The request: Transcribe the material below exactly as it appears.

(Data entries)
################

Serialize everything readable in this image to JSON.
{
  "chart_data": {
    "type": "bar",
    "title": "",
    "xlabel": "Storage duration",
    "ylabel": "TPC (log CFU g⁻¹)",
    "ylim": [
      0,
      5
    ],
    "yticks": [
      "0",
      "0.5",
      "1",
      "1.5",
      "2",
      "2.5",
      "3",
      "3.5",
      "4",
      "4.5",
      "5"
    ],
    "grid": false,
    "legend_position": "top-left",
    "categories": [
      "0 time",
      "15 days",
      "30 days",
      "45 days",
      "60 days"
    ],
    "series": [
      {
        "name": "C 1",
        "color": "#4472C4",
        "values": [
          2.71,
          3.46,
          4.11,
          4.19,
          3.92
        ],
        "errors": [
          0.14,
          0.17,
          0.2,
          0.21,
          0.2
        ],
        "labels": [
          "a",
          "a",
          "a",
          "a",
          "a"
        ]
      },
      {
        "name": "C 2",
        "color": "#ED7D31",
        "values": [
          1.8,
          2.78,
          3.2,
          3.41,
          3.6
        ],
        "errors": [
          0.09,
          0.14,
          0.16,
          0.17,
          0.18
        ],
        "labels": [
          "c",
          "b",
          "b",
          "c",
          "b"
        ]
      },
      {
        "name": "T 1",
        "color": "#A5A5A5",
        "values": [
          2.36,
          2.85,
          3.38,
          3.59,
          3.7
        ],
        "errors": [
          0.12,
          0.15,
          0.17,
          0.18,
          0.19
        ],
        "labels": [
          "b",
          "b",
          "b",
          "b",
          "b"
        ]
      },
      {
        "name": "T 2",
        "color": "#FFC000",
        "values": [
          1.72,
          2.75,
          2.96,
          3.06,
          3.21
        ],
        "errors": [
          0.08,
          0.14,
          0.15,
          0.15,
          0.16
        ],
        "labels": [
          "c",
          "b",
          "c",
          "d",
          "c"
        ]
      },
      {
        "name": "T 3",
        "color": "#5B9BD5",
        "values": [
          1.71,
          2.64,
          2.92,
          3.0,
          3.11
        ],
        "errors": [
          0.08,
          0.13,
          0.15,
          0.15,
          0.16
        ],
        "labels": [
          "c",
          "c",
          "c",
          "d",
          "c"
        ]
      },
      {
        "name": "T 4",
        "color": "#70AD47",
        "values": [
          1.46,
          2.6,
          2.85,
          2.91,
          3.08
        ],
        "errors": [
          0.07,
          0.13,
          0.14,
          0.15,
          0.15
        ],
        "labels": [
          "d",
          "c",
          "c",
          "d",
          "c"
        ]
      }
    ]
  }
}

################

Answer for the task:
Serialize everything readable in this image to JSON.
{
  "chart_data": {
    "type": "bar",
    "title": "",
    "xlabel": "Storage duration",
    "ylabel": "TPC (log CFU g⁻¹)",
    "ylim": [
      0,
      5
    ],
    "yticks": [
      "0",
      "0.5",
      "1",
      "1.5",
      "2",
      "2.5",
      "3",
      "3.5",
      "4",
      "4.5",
      "5"
    ],
    "grid": false,
    "legend_position": "top-left",
    "categories": [
      "0 time",
      "15 days",
      "30 days",
      "45 days",
      "60 days"
    ],
    "series": [
      {
        "name": "C 1",
        "color": "#4472C4",
        "values": [
          2.71,
          3.46,
          4.11,
          4.19,
          3.92
        ],
        "errors": [
          0.14,
          0.17,
          0.2,
          0.21,
          0.2
        ],
        "labels": [
          "a",
          "a",
          "a",
          "a",
          "a"
        ]
      },
      {
        "name": "C 2",
        "color": "#ED7D31",
        "values": [
          1.8,
          2.78,
          3.2,
          3.41,
          3.6
        ],
        "errors": [
          0.09,
          0.14,
          0.16,
          0.17,
          0.18
        ],
        "labels": [
          "c",
          "b",
          "b",
          "c",
          "b"
        ]
      },
      {
        "name": "T 1",
        "color": "#A5A5A5",
        "values": [
          2.36,
          2.85,
          3.38,
          3.59,
          3.7
        ],
        "errors": [
          0.12,
          0.15,
          0.17,
          0.18,
          0.19
        ],
        "labels": [
          "b",
          "b",
          "b",
          "b",
          "b"
        ]
      },
      {
        "name": "T 2",
        "color": "#FFC000",
        "values": [
          1.72,
          2.75,
          2.96,
          3.06,
          3.21
        ],
        "errors": [
          0.08,
          0.14,
          0.15,
          0.15,
          0.16
        ],
        "labels": [
          "c",
          "b",
          "c",
          "d",
          "c"
        ]
      },
      {
        "name": "T 3",
        "color": "#5B9BD5",
        "values": [
          1.71,
          2.64,
          2.92,
          3.0,
          3.11
        ],
        "errors": [
          0.08,
          0.13,
          0.15,
          0.15,
          0.16
        ],
        "labels": [
          "c",
          "c",
          "c",
          "d",
          "c"
        ]
      },
      {
        "name": "T 4",
        "color": "#70AD47",
        "values": [
          1.46,
          2.6,
          2.85,
          2.91,
          3.08
        ],
        "errors": [
          0.07,
          0.13,
          0.14,
          0.15,
          0.15
        ],
        "labels": [
          "d",
          "c",
          "c",
          "d",
          "c"
        ]
      }
    ]
  }
}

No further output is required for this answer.